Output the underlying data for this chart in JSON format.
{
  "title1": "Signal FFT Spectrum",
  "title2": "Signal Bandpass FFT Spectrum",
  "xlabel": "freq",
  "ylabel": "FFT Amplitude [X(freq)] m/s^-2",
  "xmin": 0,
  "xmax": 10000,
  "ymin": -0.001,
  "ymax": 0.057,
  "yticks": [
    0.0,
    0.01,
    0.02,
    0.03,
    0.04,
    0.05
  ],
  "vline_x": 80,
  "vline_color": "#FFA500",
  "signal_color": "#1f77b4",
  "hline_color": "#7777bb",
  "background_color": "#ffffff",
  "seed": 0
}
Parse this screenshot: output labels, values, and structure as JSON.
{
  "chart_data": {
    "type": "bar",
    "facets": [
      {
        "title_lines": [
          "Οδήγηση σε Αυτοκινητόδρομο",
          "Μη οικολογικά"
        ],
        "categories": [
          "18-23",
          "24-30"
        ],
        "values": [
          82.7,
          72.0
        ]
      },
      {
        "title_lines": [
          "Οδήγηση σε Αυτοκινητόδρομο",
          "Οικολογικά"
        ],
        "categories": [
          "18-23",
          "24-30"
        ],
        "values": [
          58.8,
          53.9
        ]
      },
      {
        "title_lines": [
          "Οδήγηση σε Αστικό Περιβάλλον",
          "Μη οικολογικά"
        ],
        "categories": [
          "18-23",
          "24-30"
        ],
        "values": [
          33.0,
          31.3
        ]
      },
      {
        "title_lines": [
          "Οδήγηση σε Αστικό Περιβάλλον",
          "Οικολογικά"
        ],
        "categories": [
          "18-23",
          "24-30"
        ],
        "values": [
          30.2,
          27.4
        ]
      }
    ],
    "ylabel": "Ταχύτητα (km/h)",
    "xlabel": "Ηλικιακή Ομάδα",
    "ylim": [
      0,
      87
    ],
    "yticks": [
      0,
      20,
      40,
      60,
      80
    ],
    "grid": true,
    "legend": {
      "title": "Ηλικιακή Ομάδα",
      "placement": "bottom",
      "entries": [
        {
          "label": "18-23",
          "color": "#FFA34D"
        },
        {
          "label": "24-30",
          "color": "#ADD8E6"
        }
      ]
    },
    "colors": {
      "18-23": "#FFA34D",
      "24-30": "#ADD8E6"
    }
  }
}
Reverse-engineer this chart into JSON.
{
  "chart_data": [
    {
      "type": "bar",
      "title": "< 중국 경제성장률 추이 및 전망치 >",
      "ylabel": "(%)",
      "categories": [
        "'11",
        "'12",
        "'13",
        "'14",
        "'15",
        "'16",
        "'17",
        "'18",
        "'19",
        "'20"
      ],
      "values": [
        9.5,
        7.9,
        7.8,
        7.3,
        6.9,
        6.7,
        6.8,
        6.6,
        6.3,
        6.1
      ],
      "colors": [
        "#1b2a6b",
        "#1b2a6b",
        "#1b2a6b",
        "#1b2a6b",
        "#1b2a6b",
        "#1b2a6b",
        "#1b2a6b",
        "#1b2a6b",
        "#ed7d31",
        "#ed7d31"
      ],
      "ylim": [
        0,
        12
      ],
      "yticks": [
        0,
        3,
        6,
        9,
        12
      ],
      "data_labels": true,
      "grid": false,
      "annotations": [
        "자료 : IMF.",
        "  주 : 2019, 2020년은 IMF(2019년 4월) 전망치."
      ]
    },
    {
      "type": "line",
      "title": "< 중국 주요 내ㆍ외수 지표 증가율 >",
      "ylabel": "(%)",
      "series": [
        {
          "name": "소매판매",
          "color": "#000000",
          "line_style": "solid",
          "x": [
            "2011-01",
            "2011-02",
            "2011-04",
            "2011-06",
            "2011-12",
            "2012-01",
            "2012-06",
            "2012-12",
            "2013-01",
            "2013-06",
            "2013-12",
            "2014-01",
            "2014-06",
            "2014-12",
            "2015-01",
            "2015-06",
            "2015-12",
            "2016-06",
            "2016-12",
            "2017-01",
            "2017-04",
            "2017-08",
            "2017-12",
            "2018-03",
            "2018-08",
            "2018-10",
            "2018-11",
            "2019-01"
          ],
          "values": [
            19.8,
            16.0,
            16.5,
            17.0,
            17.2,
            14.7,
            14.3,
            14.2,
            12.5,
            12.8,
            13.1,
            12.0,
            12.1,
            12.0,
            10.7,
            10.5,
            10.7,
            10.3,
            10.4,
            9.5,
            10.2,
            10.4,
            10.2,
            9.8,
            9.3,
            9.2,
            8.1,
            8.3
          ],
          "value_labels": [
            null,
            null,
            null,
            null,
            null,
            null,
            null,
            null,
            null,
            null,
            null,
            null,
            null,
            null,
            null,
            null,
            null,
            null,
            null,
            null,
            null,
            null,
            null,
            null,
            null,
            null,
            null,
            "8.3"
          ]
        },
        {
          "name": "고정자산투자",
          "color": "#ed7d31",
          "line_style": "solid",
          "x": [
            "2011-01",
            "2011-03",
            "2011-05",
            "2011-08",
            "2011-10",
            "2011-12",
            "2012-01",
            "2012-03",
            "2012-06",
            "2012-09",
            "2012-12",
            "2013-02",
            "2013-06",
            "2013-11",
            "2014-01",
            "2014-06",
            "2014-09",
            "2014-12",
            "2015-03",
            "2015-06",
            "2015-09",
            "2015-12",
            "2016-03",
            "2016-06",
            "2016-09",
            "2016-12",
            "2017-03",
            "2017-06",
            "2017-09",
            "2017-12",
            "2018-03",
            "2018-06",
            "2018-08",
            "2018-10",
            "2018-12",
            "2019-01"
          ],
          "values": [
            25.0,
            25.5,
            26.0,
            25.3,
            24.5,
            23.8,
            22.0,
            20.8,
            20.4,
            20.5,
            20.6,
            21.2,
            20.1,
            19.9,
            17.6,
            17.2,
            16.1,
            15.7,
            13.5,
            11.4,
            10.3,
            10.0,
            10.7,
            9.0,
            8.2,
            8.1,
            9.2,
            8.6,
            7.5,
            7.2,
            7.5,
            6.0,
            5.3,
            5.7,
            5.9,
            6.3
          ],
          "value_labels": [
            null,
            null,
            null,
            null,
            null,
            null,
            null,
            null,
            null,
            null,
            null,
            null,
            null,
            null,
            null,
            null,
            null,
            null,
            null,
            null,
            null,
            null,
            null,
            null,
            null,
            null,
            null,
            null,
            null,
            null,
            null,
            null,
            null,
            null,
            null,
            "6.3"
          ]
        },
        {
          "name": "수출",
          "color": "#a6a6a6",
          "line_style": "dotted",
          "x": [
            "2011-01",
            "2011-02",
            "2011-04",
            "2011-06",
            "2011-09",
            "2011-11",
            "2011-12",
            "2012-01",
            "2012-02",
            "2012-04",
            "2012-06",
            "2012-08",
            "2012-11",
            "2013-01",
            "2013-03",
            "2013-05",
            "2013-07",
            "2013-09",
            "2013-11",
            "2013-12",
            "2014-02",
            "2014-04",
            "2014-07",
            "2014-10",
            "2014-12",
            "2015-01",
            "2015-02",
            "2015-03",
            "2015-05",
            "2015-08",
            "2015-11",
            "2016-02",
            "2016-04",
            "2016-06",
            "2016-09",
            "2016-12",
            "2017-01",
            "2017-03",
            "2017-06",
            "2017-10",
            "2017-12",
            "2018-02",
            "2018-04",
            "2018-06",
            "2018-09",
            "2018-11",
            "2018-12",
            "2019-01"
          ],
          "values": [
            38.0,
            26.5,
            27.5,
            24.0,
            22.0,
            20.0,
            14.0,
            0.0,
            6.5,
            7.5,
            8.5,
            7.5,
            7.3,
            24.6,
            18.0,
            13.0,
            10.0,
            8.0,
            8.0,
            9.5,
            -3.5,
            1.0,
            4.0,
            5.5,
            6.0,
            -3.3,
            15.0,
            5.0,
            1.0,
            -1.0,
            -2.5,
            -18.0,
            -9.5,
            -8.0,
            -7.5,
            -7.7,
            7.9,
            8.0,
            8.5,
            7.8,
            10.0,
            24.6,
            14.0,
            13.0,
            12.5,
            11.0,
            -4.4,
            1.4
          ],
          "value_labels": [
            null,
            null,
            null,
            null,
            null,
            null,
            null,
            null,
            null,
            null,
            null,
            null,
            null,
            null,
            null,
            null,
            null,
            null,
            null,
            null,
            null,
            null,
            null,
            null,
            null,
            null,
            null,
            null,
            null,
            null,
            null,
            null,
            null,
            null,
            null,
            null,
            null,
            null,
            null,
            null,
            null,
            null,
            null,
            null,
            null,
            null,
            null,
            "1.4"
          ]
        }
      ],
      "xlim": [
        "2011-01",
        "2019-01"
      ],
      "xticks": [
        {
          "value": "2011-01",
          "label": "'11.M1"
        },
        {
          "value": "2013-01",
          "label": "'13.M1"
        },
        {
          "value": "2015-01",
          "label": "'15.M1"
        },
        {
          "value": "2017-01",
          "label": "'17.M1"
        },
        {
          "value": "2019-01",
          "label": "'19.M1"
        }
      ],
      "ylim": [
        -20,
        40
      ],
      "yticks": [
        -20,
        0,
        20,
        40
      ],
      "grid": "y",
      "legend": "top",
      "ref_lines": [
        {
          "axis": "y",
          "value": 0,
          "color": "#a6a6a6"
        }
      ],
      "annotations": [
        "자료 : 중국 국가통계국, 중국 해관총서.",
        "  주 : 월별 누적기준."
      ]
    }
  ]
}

■ **Stated task**
How many of the lines above hold the word "freq"? Give only that number.

■ **Exercise answer**
2